§ **Exercise**
Pull out every line of the listing below where "this" appears.

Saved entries
━━━━━━━━

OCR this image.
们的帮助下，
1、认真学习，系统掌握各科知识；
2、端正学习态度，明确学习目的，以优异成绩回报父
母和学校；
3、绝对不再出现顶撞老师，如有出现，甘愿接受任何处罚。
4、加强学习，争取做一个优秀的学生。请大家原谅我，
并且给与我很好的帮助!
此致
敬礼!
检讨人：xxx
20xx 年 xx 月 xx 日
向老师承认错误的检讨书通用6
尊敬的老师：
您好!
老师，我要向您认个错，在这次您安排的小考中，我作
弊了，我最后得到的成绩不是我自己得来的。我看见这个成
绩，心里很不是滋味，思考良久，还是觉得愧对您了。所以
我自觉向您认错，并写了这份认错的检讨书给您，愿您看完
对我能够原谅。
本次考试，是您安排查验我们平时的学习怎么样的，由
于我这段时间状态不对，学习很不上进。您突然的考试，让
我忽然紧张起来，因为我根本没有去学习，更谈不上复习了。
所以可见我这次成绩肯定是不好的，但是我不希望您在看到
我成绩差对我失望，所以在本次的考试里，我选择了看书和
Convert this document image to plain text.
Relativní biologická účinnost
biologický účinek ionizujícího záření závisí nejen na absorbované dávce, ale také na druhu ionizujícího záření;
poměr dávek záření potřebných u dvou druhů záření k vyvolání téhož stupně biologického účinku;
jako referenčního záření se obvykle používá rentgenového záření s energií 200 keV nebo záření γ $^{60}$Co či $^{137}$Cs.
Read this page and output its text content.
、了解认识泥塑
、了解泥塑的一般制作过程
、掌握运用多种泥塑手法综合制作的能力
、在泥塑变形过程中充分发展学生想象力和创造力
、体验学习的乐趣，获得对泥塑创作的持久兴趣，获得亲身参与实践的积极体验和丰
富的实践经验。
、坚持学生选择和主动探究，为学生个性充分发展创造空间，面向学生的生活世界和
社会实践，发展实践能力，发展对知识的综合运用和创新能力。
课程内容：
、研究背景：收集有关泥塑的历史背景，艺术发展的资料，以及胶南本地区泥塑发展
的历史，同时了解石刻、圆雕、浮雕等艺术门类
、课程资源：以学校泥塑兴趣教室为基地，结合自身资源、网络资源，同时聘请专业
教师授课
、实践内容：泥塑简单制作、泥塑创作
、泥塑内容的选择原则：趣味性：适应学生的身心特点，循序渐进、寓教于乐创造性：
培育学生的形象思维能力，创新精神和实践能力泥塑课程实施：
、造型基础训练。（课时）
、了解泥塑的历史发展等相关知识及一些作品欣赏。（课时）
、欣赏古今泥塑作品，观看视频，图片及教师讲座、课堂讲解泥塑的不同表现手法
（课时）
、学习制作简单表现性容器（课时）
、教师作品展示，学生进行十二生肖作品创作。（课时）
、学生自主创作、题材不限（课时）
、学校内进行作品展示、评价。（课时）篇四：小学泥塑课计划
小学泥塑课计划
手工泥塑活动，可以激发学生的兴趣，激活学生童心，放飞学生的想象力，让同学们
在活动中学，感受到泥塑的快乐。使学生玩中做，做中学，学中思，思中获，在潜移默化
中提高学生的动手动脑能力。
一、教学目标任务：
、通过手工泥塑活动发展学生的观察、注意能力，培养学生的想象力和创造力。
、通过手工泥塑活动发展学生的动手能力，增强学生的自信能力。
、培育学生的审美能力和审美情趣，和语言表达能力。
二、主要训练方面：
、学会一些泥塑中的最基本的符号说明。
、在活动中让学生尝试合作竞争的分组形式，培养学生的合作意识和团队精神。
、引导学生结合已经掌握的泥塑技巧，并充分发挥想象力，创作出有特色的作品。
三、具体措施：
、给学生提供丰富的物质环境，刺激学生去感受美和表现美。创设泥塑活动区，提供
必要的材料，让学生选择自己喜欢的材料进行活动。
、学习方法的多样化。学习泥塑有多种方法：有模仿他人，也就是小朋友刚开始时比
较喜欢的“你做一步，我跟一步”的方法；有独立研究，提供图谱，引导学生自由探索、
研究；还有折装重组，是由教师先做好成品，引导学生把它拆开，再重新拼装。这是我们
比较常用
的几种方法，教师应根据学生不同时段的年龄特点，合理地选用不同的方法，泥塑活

━━━━━━━━

§ **Finished task**
OCR this image.
Convert this document image to plain text.
Read this page and output its text content.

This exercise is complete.